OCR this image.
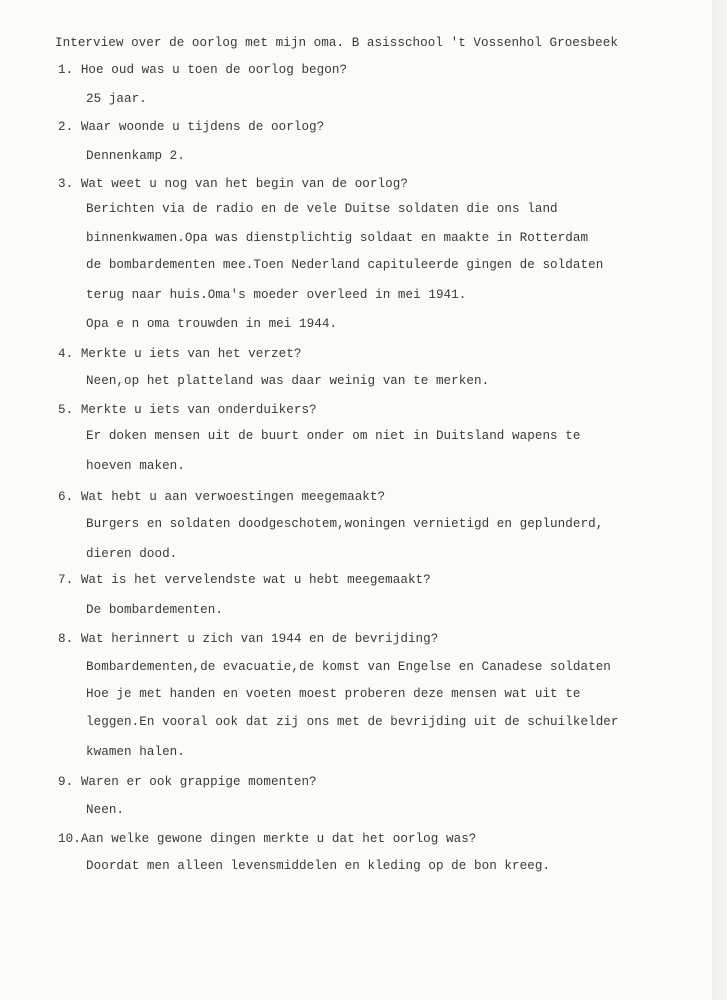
Interview over de oorlog met mijn oma. B asisschool 't Vossenhol Groesbeek
1. Hoe oud was u toen de oorlog begon?
25 jaar.
2. Waar woonde u tijdens de oorlog?
Dennenkamp 2.
3. Wat weet u nog van het begin van de oorlog?
Berichten via de radio en de vele Duitse soldaten die ons land
binnenkwamen.Opa was dienstplichtig soldaat en maakte in Rotterdam
de bombardementen mee.Toen Nederland capituleerde gingen de soldaten
terug naar huis.Oma's moeder overleed in mei 1941.
Opa e n oma trouwden in mei 1944.
4. Merkte u iets van het verzet?
Neen,op het platteland was daar weinig van te merken.
5. Merkte u iets van onderduikers?
Er doken mensen uit de buurt onder om niet in Duitsland wapens te
hoeven maken.
6. Wat hebt u aan verwoestingen meegemaakt?
Burgers en soldaten doodgeschotem,woningen vernietigd en geplunderd,
dieren dood.
7. Wat is het vervelendste wat u hebt meegemaakt?
De bombardementen.
8. Wat herinnert u zich van 1944 en de bevrijding?
Bombardementen,de evacuatie,de komst van Engelse en Canadese soldaten
Hoe je met handen en voeten moest proberen deze mensen wat uit te
leggen.En vooral ook dat zij ons met de bevrijding uit de schuilkelder
kwamen halen.
9. Waren er ook grappige momenten?
Neen.
10.Aan welke gewone dingen merkte u dat het oorlog was?
Doordat men alleen levensmiddelen en kleding op de bon kreeg.
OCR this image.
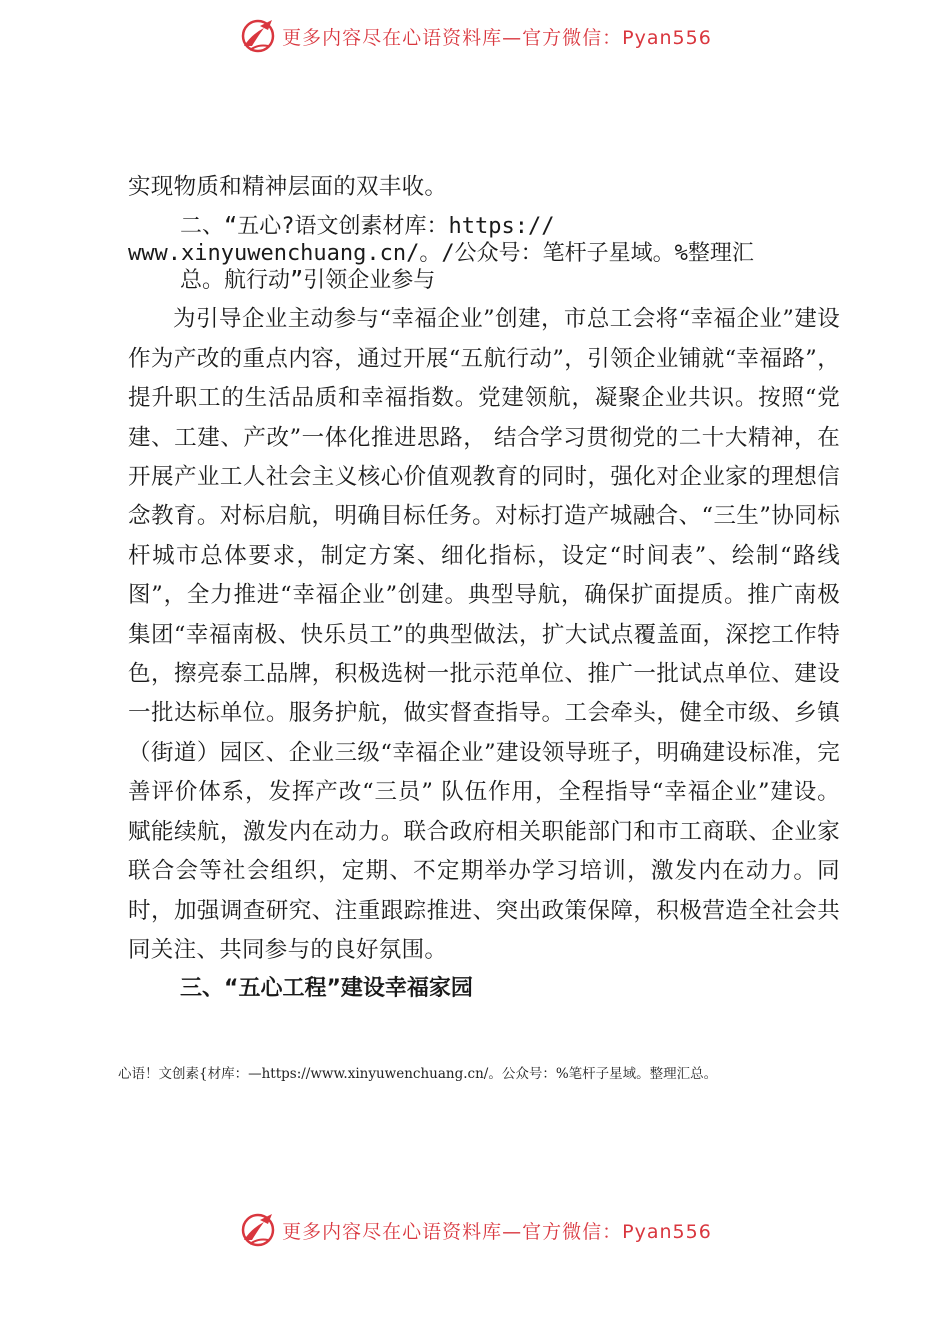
更多内容尽在心语资料库—官方微信：Pyan556

实现物质和精神层面的双丰收。

二、“五心?语文创素材库：https://
www.xinyuwenchuang.cn/。/公众号：笔杆子星域。%整理汇
总。航行动”引领企业参与

为引导企业主动参与“幸福企业”创建，市总工会将“幸福企业”建设作为产改的重点内容，通过开展“五航行动”，引领企业铺就“幸福路”，提升职工的生活品质和幸福指数。党建领航，凝聚企业共识。按照“党建、工建、产改”一体化推进思路， 结合学习贯彻党的二十大精神，在开展产业工人社会主义核心价值观教育的同时，强化对企业家的理想信念教育。对标启航，明确目标任务。对标打造产城融合、“三生”协同标杆城市总体要求，制定方案、细化指标，设定“时间表”、绘制“路线图”，全力推进“幸福企业”创建。典型导航，确保扩面提质。推广南极集团“幸福南极、快乐员工”的典型做法，扩大试点覆盖面，深挖工作特色，擦亮泰工品牌，积极选树一批示范单位、推广一批试点单位、建设一批达标单位。服务护航，做实督查指导。工会牵头，健全市级、乡镇（街道）园区、企业三级“幸福企业”建设领导班子，明确建设标准，完善评价体系，发挥产改“三员” 队伍作用，全程指导“幸福企业”建设。赋能续航，激发内在动力。联合政府相关职能部门和市工商联、企业家联合会等社会组织，定期、不定期举办学习培训，激发内在动力。同时，加强调查研究、注重跟踪推进、突出政策保障，积极营造全社会共同关注、共同参与的良好氛围。

三、“五心工程”建设幸福家园
心语！文创素{材库：—https://www.xinyuwenchuang.cn/。公众号：%笔杆子星域。整理汇总。
更多内容尽在心语资料库—官方微信：Pyan556
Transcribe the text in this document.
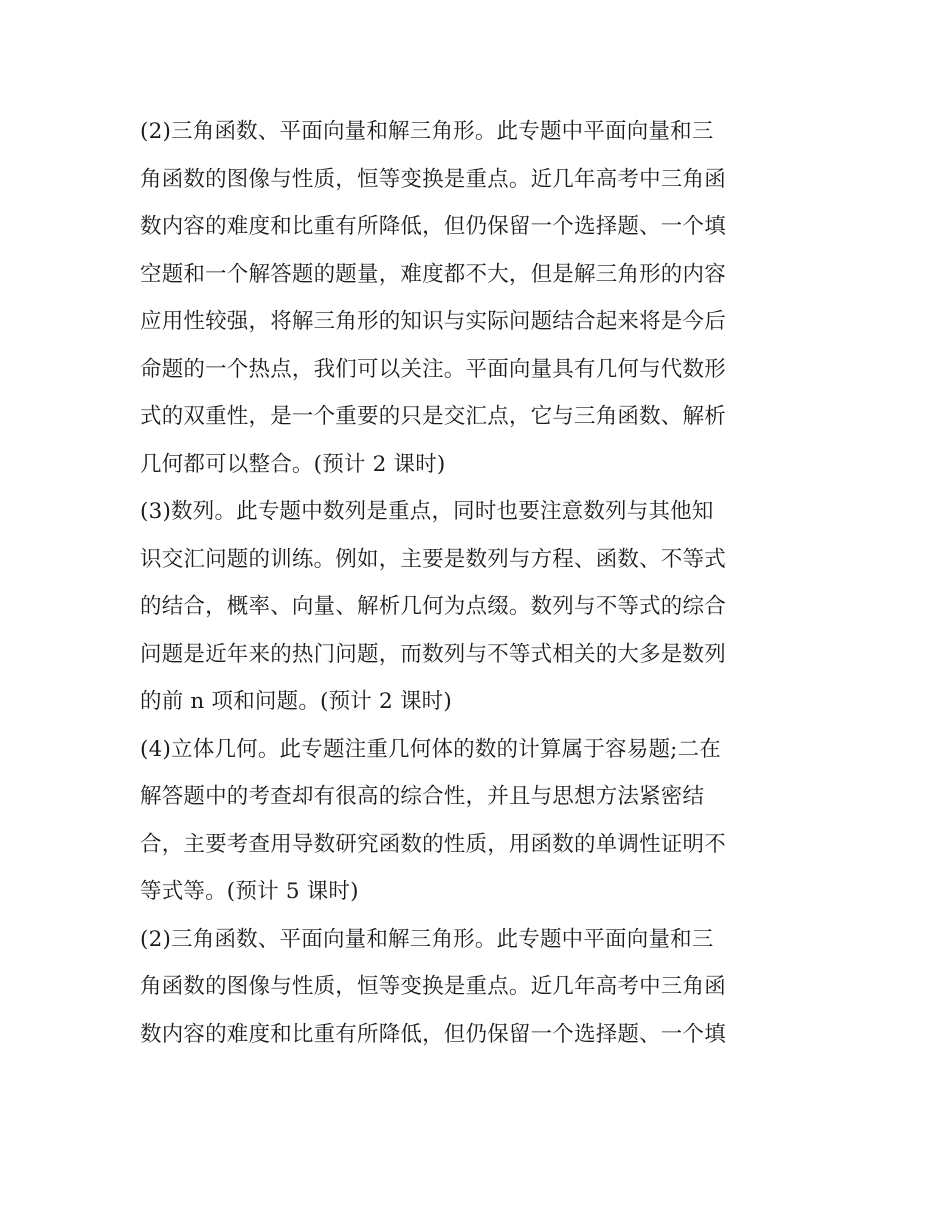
(2)三角函数、平面向量和解三角形。此专题中平面向量和三
角函数的图像与性质，恒等变换是重点。近几年高考中三角函
数内容的难度和比重有所降低，但仍保留一个选择题、一个填
空题和一个解答题的题量，难度都不大，但是解三角形的内容
应用性较强，将解三角形的知识与实际问题结合起来将是今后
命题的一个热点，我们可以关注。平面向量具有几何与代数形
式的双重性，是一个重要的只是交汇点，它与三角函数、解析
几何都可以整合。(预计 2 课时)
(3)数列。此专题中数列是重点，同时也要注意数列与其他知
识交汇问题的训练。例如，主要是数列与方程、函数、不等式
的结合，概率、向量、解析几何为点缀。数列与不等式的综合
问题是近年来的热门问题，而数列与不等式相关的大多是数列
的前 n 项和问题。(预计 2 课时)
(4)立体几何。此专题注重几何体的数的计算属于容易题;二在
解答题中的考查却有很高的综合性，并且与思想方法紧密结
合，主要考查用导数研究函数的性质，用函数的单调性证明不
等式等。(预计 5 课时)
(2)三角函数、平面向量和解三角形。此专题中平面向量和三
角函数的图像与性质，恒等变换是重点。近几年高考中三角函
数内容的难度和比重有所降低，但仍保留一个选择题、一个填
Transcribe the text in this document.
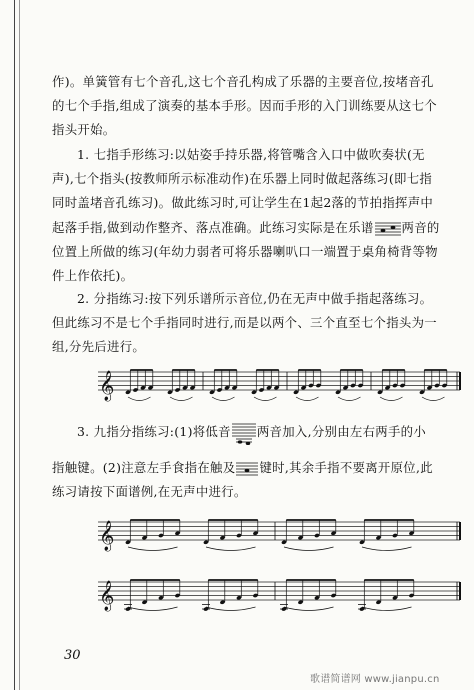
作)。单簧管有七个音孔,这七个音孔构成了乐器的主要音位,按堵音孔
的七个手指,组成了演奏的基本手形。因而手形的入门训练要从这七个
指头开始。
1. 七指手形练习:以姑姿手持乐器,将管嘴含入口中做吹奏状(无
声),七个指头(按教师所示标准动作)在乐器上同时做起落练习(即七指
同时盖堵音孔练习)。做此练习时,可让学生在1起2落的节拍指挥声中
起落手指,做到动作整齐、落点准确。此练习实际是在乐谱 两音的
位置上所做的练习(年幼力弱者可将乐器喇叭口一端置于桌角椅背等物
件上作依托)。
2. 分指练习:按下列乐谱所示音位,仍在无声中做手指起落练习。
但此练习不是七个手指同时进行,而是以两个、三个直至七个指头为一
组,分先后进行。
𝄞
3. 九指分指练习:(1)将低音 两音加入,分别由左右两手的小
指触键。(2)注意左手食指在触及 键时,其余手指不要离开原位,此
练习请按下面谱例,在无声中进行。
𝄞
𝄞
30
歌谱简谱网 www.jianpu.cn
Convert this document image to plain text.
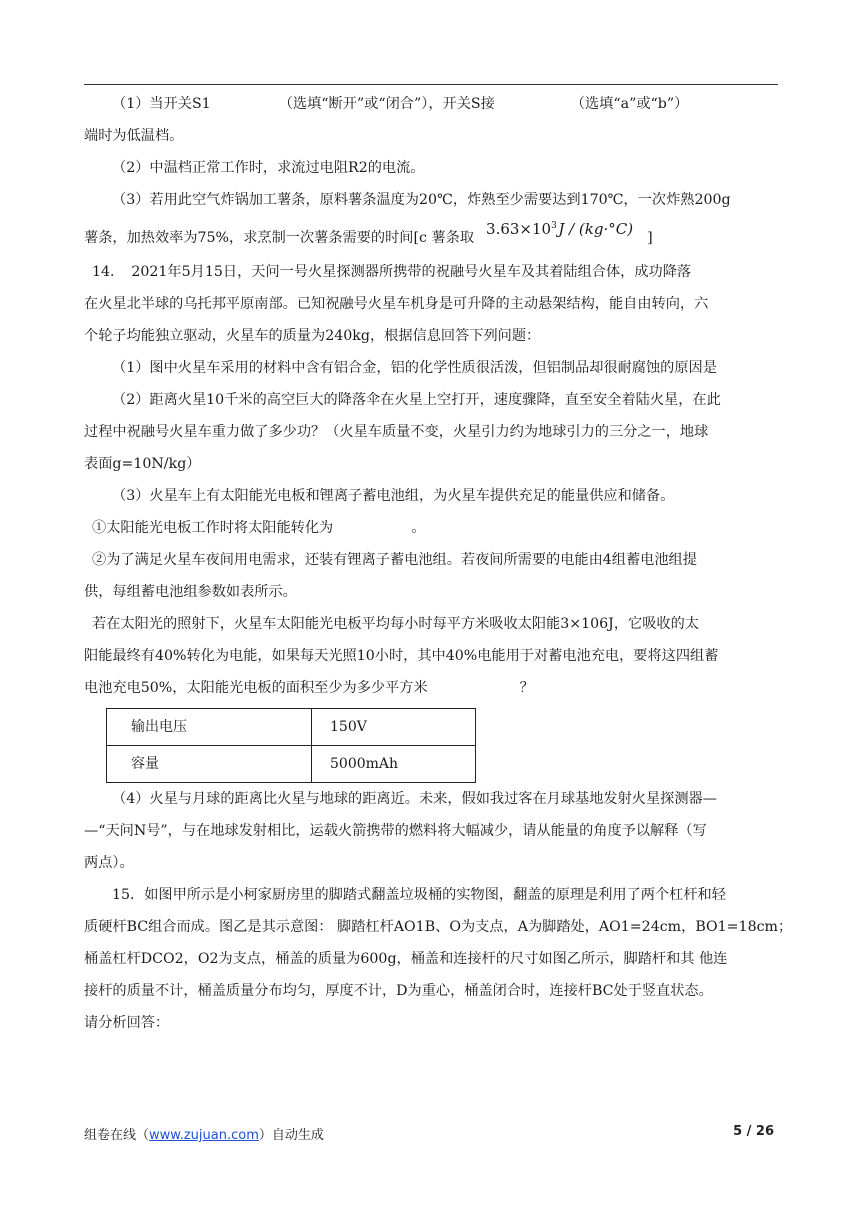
（1）当开关S1	（选填“断开”或“闭合”），开关S接	（选填“a”或“b”）

端时为低温档。

（2）中温档正常工作时，求流过电阻R2的电流。

（3）若用此空气炸锅加工薯条，原料薯条温度为20℃，炸熟至少需要达到170℃，一次炸熟200g

薯条，加热效率为75%，求烹制一次薯条需要的时间[c 薯条取 $3.63\times 10^3$  J / (kg·°C) ]

14．　2021年5月15日，天问一号火星探测器所携带的祝融号火星车及其着陆组合体，成功降落

在火星北半球的乌托邦平原南部。已知祝融号火星车机身是可升降的主动悬架结构，能自由转向，六

个轮子均能独立驱动，火星车的质量为240kg，根据信息回答下列问题：

（1）图中火星车采用的材料中含有铝合金，铝的化学性质很活泼，但铝制品却很耐腐蚀的原因是

（2）距离火星10千米的高空巨大的降落伞在火星上空打开，速度骤降，直至安全着陆火星，在此

过程中祝融号火星车重力做了多少功？（火星车质量不变，火星引力约为地球引力的三分之一，地球

表面g=10N/kg）

（3）火星车上有太阳能光电板和锂离子蓄电池组，为火星车提供充足的能量供应和储备。

①太阳能光电板工作时将太阳能转化为	。

②为了满足火星车夜间用电需求，还装有锂离子蓄电池组。若夜间所需要的电能由4组蓄电池组提

供，每组蓄电池组参数如表所示。

若在太阳光的照射下，火星车太阳能光电板平均每小时每平方米吸收太阳能3×106J，它吸收的太

阳能最终有40%转化为电能，如果每天光照10小时，其中40%电能用于对蓄电池充电，要将这四组蓄

电池充电50%，太阳能光电板的面积至少为多少平方米	？

输出电压	150V
容量	5000mAh

（4）火星与月球的距离比火星与地球的距离近。未来，假如我过客在月球基地发射火星探测器—

—“天问N号”，与在地球发射相比，运载火箭携带的燃料将大幅减少，请从能量的角度予以解释（写

两点）。

15．如图甲所示是小柯家厨房里的脚踏式翻盖垃圾桶的实物图，翻盖的原理是利用了两个杠杆和轻

质硬杆BC组合而成。图乙是其示意图： 脚踏杠杆AO1B、O为支点，A为脚踏处，AO1=24cm，BO1=18cm；

桶盖杠杆DCO2，O2为支点，桶盖的质量为600g，桶盖和连接杆的尺寸如图乙所示，脚踏杆和其 他连

接杆的质量不计，桶盖质量分布均匀，厚度不计，D为重心，桶盖闭合时，连接杆BC处于竖直状态。

请分析回答：

组卷在线（www.zujuan.com）自动生成	5 / 26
···
AIM —
Copy out, unchanged, the span of lines beginning with the one that includes "Convert this document image to plain text." and running through the final line of the material above. Leave the pictures out.

CORRECT ANSWER —
Convert this document image to plain text.
（1）当开关S1	（选填“断开”或“闭合”），开关S接	（选填“a”或“b”）

端时为低温档。

（2）中温档正常工作时，求流过电阻R2的电流。

（3）若用此空气炸锅加工薯条，原料薯条温度为20℃，炸熟至少需要达到170℃，一次炸熟200g

薯条，加热效率为75%，求烹制一次薯条需要的时间[c 薯条取 $3.63\times 10^3$  J / (kg·°C) ]

14．　2021年5月15日，天问一号火星探测器所携带的祝融号火星车及其着陆组合体，成功降落

在火星北半球的乌托邦平原南部。已知祝融号火星车机身是可升降的主动悬架结构，能自由转向，六

个轮子均能独立驱动，火星车的质量为240kg，根据信息回答下列问题：

（1）图中火星车采用的材料中含有铝合金，铝的化学性质很活泼，但铝制品却很耐腐蚀的原因是

（2）距离火星10千米的高空巨大的降落伞在火星上空打开，速度骤降，直至安全着陆火星，在此

过程中祝融号火星车重力做了多少功？（火星车质量不变，火星引力约为地球引力的三分之一，地球

表面g=10N/kg）

（3）火星车上有太阳能光电板和锂离子蓄电池组，为火星车提供充足的能量供应和储备。

①太阳能光电板工作时将太阳能转化为	。

②为了满足火星车夜间用电需求，还装有锂离子蓄电池组。若夜间所需要的电能由4组蓄电池组提

供，每组蓄电池组参数如表所示。

若在太阳光的照射下，火星车太阳能光电板平均每小时每平方米吸收太阳能3×106J，它吸收的太

阳能最终有40%转化为电能，如果每天光照10小时，其中40%电能用于对蓄电池充电，要将这四组蓄

电池充电50%，太阳能光电板的面积至少为多少平方米	？

输出电压	150V
容量	5000mAh

（4）火星与月球的距离比火星与地球的距离近。未来，假如我过客在月球基地发射火星探测器—

—“天问N号”，与在地球发射相比，运载火箭携带的燃料将大幅减少，请从能量的角度予以解释（写

两点）。

15．如图甲所示是小柯家厨房里的脚踏式翻盖垃圾桶的实物图，翻盖的原理是利用了两个杠杆和轻

质硬杆BC组合而成。图乙是其示意图： 脚踏杠杆AO1B、O为支点，A为脚踏处，AO1=24cm，BO1=18cm；

桶盖杠杆DCO2，O2为支点，桶盖的质量为600g，桶盖和连接杆的尺寸如图乙所示，脚踏杆和其 他连

接杆的质量不计，桶盖质量分布均匀，厚度不计，D为重心，桶盖闭合时，连接杆BC处于竖直状态。

请分析回答：

组卷在线（www.zujuan.com）自动生成	5 / 26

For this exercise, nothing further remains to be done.